(Figure record extracts)
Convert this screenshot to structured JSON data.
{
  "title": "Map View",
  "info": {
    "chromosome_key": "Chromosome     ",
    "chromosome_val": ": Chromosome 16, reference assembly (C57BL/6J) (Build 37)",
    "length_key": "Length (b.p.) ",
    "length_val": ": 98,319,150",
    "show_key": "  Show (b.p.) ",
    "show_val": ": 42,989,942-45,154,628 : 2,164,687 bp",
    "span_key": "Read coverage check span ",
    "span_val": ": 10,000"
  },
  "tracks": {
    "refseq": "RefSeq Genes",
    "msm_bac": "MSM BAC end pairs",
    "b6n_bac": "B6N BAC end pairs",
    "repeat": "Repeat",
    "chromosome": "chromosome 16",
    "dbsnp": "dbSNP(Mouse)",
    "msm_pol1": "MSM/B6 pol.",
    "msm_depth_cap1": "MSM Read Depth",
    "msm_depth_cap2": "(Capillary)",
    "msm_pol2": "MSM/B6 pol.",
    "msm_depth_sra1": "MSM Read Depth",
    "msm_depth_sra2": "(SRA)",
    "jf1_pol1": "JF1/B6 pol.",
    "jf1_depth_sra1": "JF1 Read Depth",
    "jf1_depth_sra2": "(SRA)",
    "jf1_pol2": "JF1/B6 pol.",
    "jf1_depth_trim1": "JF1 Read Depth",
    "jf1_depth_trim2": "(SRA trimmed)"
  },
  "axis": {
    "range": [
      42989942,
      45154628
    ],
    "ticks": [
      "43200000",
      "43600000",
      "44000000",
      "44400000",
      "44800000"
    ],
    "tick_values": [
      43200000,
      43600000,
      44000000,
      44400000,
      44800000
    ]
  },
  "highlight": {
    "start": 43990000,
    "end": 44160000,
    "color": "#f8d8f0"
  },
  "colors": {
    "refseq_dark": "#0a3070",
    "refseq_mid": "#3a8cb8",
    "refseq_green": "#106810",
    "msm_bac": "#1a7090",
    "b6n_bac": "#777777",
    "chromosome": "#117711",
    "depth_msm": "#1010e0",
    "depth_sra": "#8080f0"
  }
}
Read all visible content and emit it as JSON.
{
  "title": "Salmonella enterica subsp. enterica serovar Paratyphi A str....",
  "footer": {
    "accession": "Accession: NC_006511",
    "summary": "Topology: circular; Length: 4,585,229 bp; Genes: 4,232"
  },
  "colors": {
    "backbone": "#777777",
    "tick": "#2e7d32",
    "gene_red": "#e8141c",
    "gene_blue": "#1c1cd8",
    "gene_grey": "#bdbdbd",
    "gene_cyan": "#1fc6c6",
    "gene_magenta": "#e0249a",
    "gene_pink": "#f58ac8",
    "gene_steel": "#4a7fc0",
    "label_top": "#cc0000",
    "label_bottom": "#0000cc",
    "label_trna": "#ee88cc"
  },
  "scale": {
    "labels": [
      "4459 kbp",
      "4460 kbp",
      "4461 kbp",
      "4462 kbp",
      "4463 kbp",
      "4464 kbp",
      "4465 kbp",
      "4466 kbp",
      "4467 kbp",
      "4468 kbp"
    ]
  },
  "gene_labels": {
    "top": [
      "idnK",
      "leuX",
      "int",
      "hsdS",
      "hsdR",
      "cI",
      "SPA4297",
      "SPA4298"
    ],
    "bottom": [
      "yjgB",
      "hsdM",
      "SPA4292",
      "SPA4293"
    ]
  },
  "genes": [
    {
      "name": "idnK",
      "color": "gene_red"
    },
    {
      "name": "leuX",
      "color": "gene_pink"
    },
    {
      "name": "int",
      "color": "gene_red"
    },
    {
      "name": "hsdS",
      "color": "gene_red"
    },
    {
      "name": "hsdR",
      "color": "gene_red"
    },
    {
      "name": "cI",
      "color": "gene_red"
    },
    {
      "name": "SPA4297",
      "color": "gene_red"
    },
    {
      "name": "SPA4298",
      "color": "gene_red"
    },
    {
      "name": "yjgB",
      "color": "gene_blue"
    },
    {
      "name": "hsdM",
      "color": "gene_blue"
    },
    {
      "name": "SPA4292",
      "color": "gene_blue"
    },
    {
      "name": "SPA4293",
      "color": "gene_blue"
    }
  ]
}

» What you need to do: Print all of the entries again, exactly as written.

» Answer to this problem:
Convert this screenshot to structured JSON data.
{
  "title": "Map View",
  "info": {
    "chromosome_key": "Chromosome     ",
    "chromosome_val": ": Chromosome 16, reference assembly (C57BL/6J) (Build 37)",
    "length_key": "Length (b.p.) ",
    "length_val": ": 98,319,150",
    "show_key": "  Show (b.p.) ",
    "show_val": ": 42,989,942-45,154,628 : 2,164,687 bp",
    "span_key": "Read coverage check span ",
    "span_val": ": 10,000"
  },
  "tracks": {
    "refseq": "RefSeq Genes",
    "msm_bac": "MSM BAC end pairs",
    "b6n_bac": "B6N BAC end pairs",
    "repeat": "Repeat",
    "chromosome": "chromosome 16",
    "dbsnp": "dbSNP(Mouse)",
    "msm_pol1": "MSM/B6 pol.",
    "msm_depth_cap1": "MSM Read Depth",
    "msm_depth_cap2": "(Capillary)",
    "msm_pol2": "MSM/B6 pol.",
    "msm_depth_sra1": "MSM Read Depth",
    "msm_depth_sra2": "(SRA)",
    "jf1_pol1": "JF1/B6 pol.",
    "jf1_depth_sra1": "JF1 Read Depth",
    "jf1_depth_sra2": "(SRA)",
    "jf1_pol2": "JF1/B6 pol.",
    "jf1_depth_trim1": "JF1 Read Depth",
    "jf1_depth_trim2": "(SRA trimmed)"
  },
  "axis": {
    "range": [
      42989942,
      45154628
    ],
    "ticks": [
      "43200000",
      "43600000",
      "44000000",
      "44400000",
      "44800000"
    ],
    "tick_values": [
      43200000,
      43600000,
      44000000,
      44400000,
      44800000
    ]
  },
  "highlight": {
    "start": 43990000,
    "end": 44160000,
    "color": "#f8d8f0"
  },
  "colors": {
    "refseq_dark": "#0a3070",
    "refseq_mid": "#3a8cb8",
    "refseq_green": "#106810",
    "msm_bac": "#1a7090",
    "b6n_bac": "#777777",
    "chromosome": "#117711",
    "depth_msm": "#1010e0",
    "depth_sra": "#8080f0"
  }
}
Read all visible content and emit it as JSON.
{
  "title": "Salmonella enterica subsp. enterica serovar Paratyphi A str....",
  "footer": {
    "accession": "Accession: NC_006511",
    "summary": "Topology: circular; Length: 4,585,229 bp; Genes: 4,232"
  },
  "colors": {
    "backbone": "#777777",
    "tick": "#2e7d32",
    "gene_red": "#e8141c",
    "gene_blue": "#1c1cd8",
    "gene_grey": "#bdbdbd",
    "gene_cyan": "#1fc6c6",
    "gene_magenta": "#e0249a",
    "gene_pink": "#f58ac8",
    "gene_steel": "#4a7fc0",
    "label_top": "#cc0000",
    "label_bottom": "#0000cc",
    "label_trna": "#ee88cc"
  },
  "scale": {
    "labels": [
      "4459 kbp",
      "4460 kbp",
      "4461 kbp",
      "4462 kbp",
      "4463 kbp",
      "4464 kbp",
      "4465 kbp",
      "4466 kbp",
      "4467 kbp",
      "4468 kbp"
    ]
  },
  "gene_labels": {
    "top": [
      "idnK",
      "leuX",
      "int",
      "hsdS",
      "hsdR",
      "cI",
      "SPA4297",
      "SPA4298"
    ],
    "bottom": [
      "yjgB",
      "hsdM",
      "SPA4292",
      "SPA4293"
    ]
  },
  "genes": [
    {
      "name": "idnK",
      "color": "gene_red"
    },
    {
      "name": "leuX",
      "color": "gene_pink"
    },
    {
      "name": "int",
      "color": "gene_red"
    },
    {
      "name": "hsdS",
      "color": "gene_red"
    },
    {
      "name": "hsdR",
      "color": "gene_red"
    },
    {
      "name": "cI",
      "color": "gene_red"
    },
    {
      "name": "SPA4297",
      "color": "gene_red"
    },
    {
      "name": "SPA4298",
      "color": "gene_red"
    },
    {
      "name": "yjgB",
      "color": "gene_blue"
    },
    {
      "name": "hsdM",
      "color": "gene_blue"
    },
    {
      "name": "SPA4292",
      "color": "gene_blue"
    },
    {
      "name": "SPA4293",
      "color": "gene_blue"
    }
  ]
}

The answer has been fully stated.